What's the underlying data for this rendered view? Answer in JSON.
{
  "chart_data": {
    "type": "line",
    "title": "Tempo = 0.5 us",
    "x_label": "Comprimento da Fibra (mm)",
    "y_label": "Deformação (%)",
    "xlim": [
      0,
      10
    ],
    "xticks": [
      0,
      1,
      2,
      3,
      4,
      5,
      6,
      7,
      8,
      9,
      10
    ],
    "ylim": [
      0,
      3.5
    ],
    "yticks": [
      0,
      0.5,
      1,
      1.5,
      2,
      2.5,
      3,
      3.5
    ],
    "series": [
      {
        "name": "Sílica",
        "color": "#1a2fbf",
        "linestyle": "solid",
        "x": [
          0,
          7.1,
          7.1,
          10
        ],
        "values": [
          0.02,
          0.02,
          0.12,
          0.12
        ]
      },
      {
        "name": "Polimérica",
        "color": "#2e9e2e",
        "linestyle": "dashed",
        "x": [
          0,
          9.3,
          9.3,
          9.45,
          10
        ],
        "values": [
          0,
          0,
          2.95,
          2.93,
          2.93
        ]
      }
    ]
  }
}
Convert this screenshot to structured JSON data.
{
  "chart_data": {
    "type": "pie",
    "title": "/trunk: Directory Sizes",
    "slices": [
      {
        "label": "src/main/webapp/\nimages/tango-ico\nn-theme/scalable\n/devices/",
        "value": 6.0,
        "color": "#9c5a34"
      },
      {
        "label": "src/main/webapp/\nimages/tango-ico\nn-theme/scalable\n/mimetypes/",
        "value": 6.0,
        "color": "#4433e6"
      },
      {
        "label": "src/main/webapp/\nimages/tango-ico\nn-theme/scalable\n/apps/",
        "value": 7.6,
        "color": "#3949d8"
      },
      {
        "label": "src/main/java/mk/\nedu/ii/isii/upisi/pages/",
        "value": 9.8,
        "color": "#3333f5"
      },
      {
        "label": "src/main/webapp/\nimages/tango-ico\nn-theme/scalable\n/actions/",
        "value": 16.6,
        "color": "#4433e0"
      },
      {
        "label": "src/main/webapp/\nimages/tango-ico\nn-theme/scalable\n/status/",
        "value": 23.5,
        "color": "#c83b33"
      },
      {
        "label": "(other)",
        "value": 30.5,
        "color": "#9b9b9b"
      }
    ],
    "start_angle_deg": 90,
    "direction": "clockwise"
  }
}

══════════

TASK BRIEF:
Search the data for "webapp". Copy every matching line.

RESPONSE TO THIS EXERCISE:
        "label": "src/main/webapp/\nimages/tango-ico\nn-theme/scalable\n/devices/",
        "label": "src/main/webapp/\nimages/tango-ico\nn-theme/scalable\n/mimetypes/",
        "label": "src/main/webapp/\nimages/tango-ico\nn-theme/scalable\n/apps/",
        "label": "src/main/webapp/\nimages/tango-ico\nn-theme/scalable\n/actions/",
        "label": "src/main/webapp/\nimages/tango-ico\nn-theme/scalable\n/status/",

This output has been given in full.